The exercise :: Print all the data, keeping every line exactly as it is.

(Collected data entries)
-- BEGIN --

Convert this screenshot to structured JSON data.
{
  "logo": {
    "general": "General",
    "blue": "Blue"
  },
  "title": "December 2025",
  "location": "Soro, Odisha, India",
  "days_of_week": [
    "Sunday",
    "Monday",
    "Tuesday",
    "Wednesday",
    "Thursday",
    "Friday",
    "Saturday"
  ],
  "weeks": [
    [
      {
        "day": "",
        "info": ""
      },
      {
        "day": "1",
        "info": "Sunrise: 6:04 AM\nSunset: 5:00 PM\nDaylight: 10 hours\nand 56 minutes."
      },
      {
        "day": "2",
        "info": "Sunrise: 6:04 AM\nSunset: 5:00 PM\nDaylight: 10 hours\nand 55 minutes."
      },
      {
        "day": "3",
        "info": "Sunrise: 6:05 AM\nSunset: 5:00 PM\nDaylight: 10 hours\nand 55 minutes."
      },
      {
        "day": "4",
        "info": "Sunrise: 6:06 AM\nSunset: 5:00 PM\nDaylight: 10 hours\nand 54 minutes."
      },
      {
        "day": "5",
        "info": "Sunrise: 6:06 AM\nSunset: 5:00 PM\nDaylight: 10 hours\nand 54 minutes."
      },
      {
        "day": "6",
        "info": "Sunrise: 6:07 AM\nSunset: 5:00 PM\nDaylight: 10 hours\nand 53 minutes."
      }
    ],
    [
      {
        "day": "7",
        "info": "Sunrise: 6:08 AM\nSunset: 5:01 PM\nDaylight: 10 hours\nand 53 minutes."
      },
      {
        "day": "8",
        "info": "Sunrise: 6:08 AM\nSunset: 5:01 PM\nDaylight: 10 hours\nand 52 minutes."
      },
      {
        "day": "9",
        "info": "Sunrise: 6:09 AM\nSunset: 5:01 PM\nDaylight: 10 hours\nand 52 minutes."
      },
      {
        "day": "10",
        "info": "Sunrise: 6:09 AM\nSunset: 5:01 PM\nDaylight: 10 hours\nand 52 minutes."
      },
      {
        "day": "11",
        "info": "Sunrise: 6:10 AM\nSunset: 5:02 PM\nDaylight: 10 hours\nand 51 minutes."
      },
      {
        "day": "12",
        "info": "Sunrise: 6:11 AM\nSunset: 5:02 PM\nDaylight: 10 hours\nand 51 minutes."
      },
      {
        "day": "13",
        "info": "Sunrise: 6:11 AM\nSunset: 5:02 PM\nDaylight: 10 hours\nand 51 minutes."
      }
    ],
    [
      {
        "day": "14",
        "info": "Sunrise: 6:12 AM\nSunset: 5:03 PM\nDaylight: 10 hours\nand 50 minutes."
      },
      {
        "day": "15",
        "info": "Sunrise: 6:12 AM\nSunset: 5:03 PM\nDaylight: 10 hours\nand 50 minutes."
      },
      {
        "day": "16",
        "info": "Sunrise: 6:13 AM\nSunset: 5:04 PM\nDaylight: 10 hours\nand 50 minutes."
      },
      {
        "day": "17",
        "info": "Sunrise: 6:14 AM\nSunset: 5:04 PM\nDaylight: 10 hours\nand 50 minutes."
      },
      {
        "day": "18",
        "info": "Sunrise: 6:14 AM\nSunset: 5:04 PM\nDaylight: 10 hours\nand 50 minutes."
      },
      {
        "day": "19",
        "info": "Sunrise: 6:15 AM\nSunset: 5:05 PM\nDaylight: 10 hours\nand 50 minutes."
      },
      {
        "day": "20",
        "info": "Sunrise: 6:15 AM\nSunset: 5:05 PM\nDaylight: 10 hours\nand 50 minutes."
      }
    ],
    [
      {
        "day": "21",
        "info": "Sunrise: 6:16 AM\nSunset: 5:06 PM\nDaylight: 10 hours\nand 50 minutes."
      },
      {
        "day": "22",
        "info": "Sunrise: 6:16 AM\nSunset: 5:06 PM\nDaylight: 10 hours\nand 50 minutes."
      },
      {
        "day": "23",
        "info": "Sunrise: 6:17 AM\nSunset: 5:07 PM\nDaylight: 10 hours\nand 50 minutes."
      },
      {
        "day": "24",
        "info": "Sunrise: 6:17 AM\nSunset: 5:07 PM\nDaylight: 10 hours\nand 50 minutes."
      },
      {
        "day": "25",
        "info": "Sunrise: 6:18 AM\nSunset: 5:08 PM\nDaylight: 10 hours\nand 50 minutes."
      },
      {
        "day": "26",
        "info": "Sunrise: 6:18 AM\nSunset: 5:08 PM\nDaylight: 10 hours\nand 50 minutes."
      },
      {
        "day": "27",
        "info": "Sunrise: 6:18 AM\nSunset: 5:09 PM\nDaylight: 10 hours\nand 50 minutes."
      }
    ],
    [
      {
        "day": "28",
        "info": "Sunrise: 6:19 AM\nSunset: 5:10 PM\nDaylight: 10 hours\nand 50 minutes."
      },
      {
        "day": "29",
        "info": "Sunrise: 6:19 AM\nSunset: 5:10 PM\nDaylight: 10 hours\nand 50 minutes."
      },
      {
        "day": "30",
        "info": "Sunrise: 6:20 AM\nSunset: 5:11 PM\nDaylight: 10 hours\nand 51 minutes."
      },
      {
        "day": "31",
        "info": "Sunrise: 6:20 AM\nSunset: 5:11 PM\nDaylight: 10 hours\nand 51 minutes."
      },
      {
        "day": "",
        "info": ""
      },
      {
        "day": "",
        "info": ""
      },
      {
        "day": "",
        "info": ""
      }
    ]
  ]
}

-- END --

Task answer ::
Convert this screenshot to structured JSON data.
{
  "logo": {
    "general": "General",
    "blue": "Blue"
  },
  "title": "December 2025",
  "location": "Soro, Odisha, India",
  "days_of_week": [
    "Sunday",
    "Monday",
    "Tuesday",
    "Wednesday",
    "Thursday",
    "Friday",
    "Saturday"
  ],
  "weeks": [
    [
      {
        "day": "",
        "info": ""
      },
      {
        "day": "1",
        "info": "Sunrise: 6:04 AM\nSunset: 5:00 PM\nDaylight: 10 hours\nand 56 minutes."
      },
      {
        "day": "2",
        "info": "Sunrise: 6:04 AM\nSunset: 5:00 PM\nDaylight: 10 hours\nand 55 minutes."
      },
      {
        "day": "3",
        "info": "Sunrise: 6:05 AM\nSunset: 5:00 PM\nDaylight: 10 hours\nand 55 minutes."
      },
      {
        "day": "4",
        "info": "Sunrise: 6:06 AM\nSunset: 5:00 PM\nDaylight: 10 hours\nand 54 minutes."
      },
      {
        "day": "5",
        "info": "Sunrise: 6:06 AM\nSunset: 5:00 PM\nDaylight: 10 hours\nand 54 minutes."
      },
      {
        "day": "6",
        "info": "Sunrise: 6:07 AM\nSunset: 5:00 PM\nDaylight: 10 hours\nand 53 minutes."
      }
    ],
    [
      {
        "day": "7",
        "info": "Sunrise: 6:08 AM\nSunset: 5:01 PM\nDaylight: 10 hours\nand 53 minutes."
      },
      {
        "day": "8",
        "info": "Sunrise: 6:08 AM\nSunset: 5:01 PM\nDaylight: 10 hours\nand 52 minutes."
      },
      {
        "day": "9",
        "info": "Sunrise: 6:09 AM\nSunset: 5:01 PM\nDaylight: 10 hours\nand 52 minutes."
      },
      {
        "day": "10",
        "info": "Sunrise: 6:09 AM\nSunset: 5:01 PM\nDaylight: 10 hours\nand 52 minutes."
      },
      {
        "day": "11",
        "info": "Sunrise: 6:10 AM\nSunset: 5:02 PM\nDaylight: 10 hours\nand 51 minutes."
      },
      {
        "day": "12",
        "info": "Sunrise: 6:11 AM\nSunset: 5:02 PM\nDaylight: 10 hours\nand 51 minutes."
      },
      {
        "day": "13",
        "info": "Sunrise: 6:11 AM\nSunset: 5:02 PM\nDaylight: 10 hours\nand 51 minutes."
      }
    ],
    [
      {
        "day": "14",
        "info": "Sunrise: 6:12 AM\nSunset: 5:03 PM\nDaylight: 10 hours\nand 50 minutes."
      },
      {
        "day": "15",
        "info": "Sunrise: 6:12 AM\nSunset: 5:03 PM\nDaylight: 10 hours\nand 50 minutes."
      },
      {
        "day": "16",
        "info": "Sunrise: 6:13 AM\nSunset: 5:04 PM\nDaylight: 10 hours\nand 50 minutes."
      },
      {
        "day": "17",
        "info": "Sunrise: 6:14 AM\nSunset: 5:04 PM\nDaylight: 10 hours\nand 50 minutes."
      },
      {
        "day": "18",
        "info": "Sunrise: 6:14 AM\nSunset: 5:04 PM\nDaylight: 10 hours\nand 50 minutes."
      },
      {
        "day": "19",
        "info": "Sunrise: 6:15 AM\nSunset: 5:05 PM\nDaylight: 10 hours\nand 50 minutes."
      },
      {
        "day": "20",
        "info": "Sunrise: 6:15 AM\nSunset: 5:05 PM\nDaylight: 10 hours\nand 50 minutes."
      }
    ],
    [
      {
        "day": "21",
        "info": "Sunrise: 6:16 AM\nSunset: 5:06 PM\nDaylight: 10 hours\nand 50 minutes."
      },
      {
        "day": "22",
        "info": "Sunrise: 6:16 AM\nSunset: 5:06 PM\nDaylight: 10 hours\nand 50 minutes."
      },
      {
        "day": "23",
        "info": "Sunrise: 6:17 AM\nSunset: 5:07 PM\nDaylight: 10 hours\nand 50 minutes."
      },
      {
        "day": "24",
        "info": "Sunrise: 6:17 AM\nSunset: 5:07 PM\nDaylight: 10 hours\nand 50 minutes."
      },
      {
        "day": "25",
        "info": "Sunrise: 6:18 AM\nSunset: 5:08 PM\nDaylight: 10 hours\nand 50 minutes."
      },
      {
        "day": "26",
        "info": "Sunrise: 6:18 AM\nSunset: 5:08 PM\nDaylight: 10 hours\nand 50 minutes."
      },
      {
        "day": "27",
        "info": "Sunrise: 6:18 AM\nSunset: 5:09 PM\nDaylight: 10 hours\nand 50 minutes."
      }
    ],
    [
      {
        "day": "28",
        "info": "Sunrise: 6:19 AM\nSunset: 5:10 PM\nDaylight: 10 hours\nand 50 minutes."
      },
      {
        "day": "29",
        "info": "Sunrise: 6:19 AM\nSunset: 5:10 PM\nDaylight: 10 hours\nand 50 minutes."
      },
      {
        "day": "30",
        "info": "Sunrise: 6:20 AM\nSunset: 5:11 PM\nDaylight: 10 hours\nand 51 minutes."
      },
      {
        "day": "31",
        "info": "Sunrise: 6:20 AM\nSunset: 5:11 PM\nDaylight: 10 hours\nand 51 minutes."
      },
      {
        "day": "",
        "info": ""
      },
      {
        "day": "",
        "info": ""
      },
      {
        "day": "",
        "info": ""
      }
    ]
  ]
}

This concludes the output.